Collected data
______

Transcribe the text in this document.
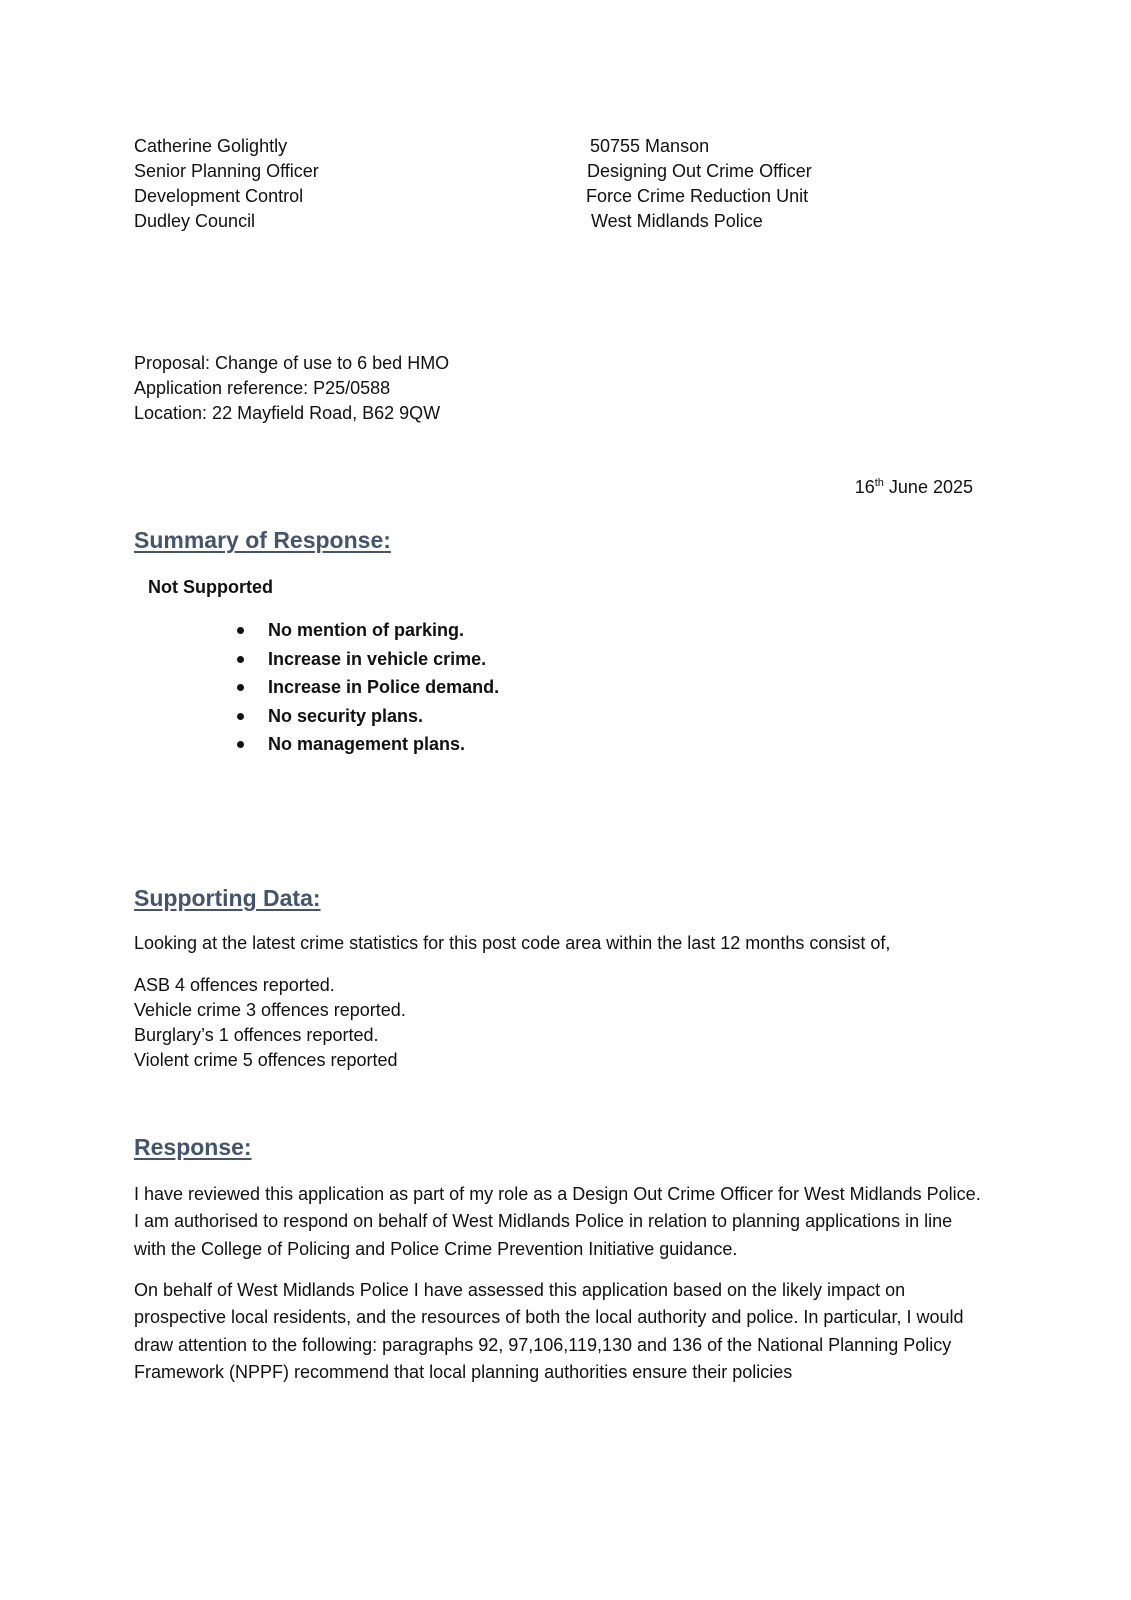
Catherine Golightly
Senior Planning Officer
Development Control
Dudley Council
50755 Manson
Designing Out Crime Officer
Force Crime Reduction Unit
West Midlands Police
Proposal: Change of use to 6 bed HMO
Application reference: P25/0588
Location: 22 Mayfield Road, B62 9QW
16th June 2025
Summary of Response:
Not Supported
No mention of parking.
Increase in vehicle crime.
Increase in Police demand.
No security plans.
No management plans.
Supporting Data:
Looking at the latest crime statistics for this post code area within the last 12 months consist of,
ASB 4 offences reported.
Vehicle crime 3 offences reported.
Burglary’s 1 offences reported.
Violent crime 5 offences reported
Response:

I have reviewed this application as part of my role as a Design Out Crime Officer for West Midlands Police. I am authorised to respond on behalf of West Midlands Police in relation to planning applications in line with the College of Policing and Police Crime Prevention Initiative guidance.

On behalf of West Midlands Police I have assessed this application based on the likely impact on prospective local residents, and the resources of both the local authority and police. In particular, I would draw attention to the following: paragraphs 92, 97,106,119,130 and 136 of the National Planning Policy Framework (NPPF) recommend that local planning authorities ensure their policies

______

■ **What to work on**: Transcribe all the records above word for word, without their images.

■ **Solved exercise**:
Transcribe the text in this document.
Catherine Golightly
Senior Planning Officer
Development Control
Dudley Council
50755 Manson
Designing Out Crime Officer
Force Crime Reduction Unit
West Midlands Police
Proposal: Change of use to 6 bed HMO
Application reference: P25/0588
Location: 22 Mayfield Road, B62 9QW
16th June 2025
Summary of Response:
Not Supported
No mention of parking.
Increase in vehicle crime.
Increase in Police demand.
No security plans.
No management plans.
Supporting Data:
Looking at the latest crime statistics for this post code area within the last 12 months consist of,
ASB 4 offences reported.
Vehicle crime 3 offences reported.
Burglary’s 1 offences reported.
Violent crime 5 offences reported
Response:

I have reviewed this application as part of my role as a Design Out Crime Officer for West Midlands Police. I am authorised to respond on behalf of West Midlands Police in relation to planning applications in line with the College of Policing and Police Crime Prevention Initiative guidance.

On behalf of West Midlands Police I have assessed this application based on the likely impact on prospective local residents, and the resources of both the local authority and police. In particular, I would draw attention to the following: paragraphs 92, 97,106,119,130 and 136 of the National Planning Policy Framework (NPPF) recommend that local planning authorities ensure their policies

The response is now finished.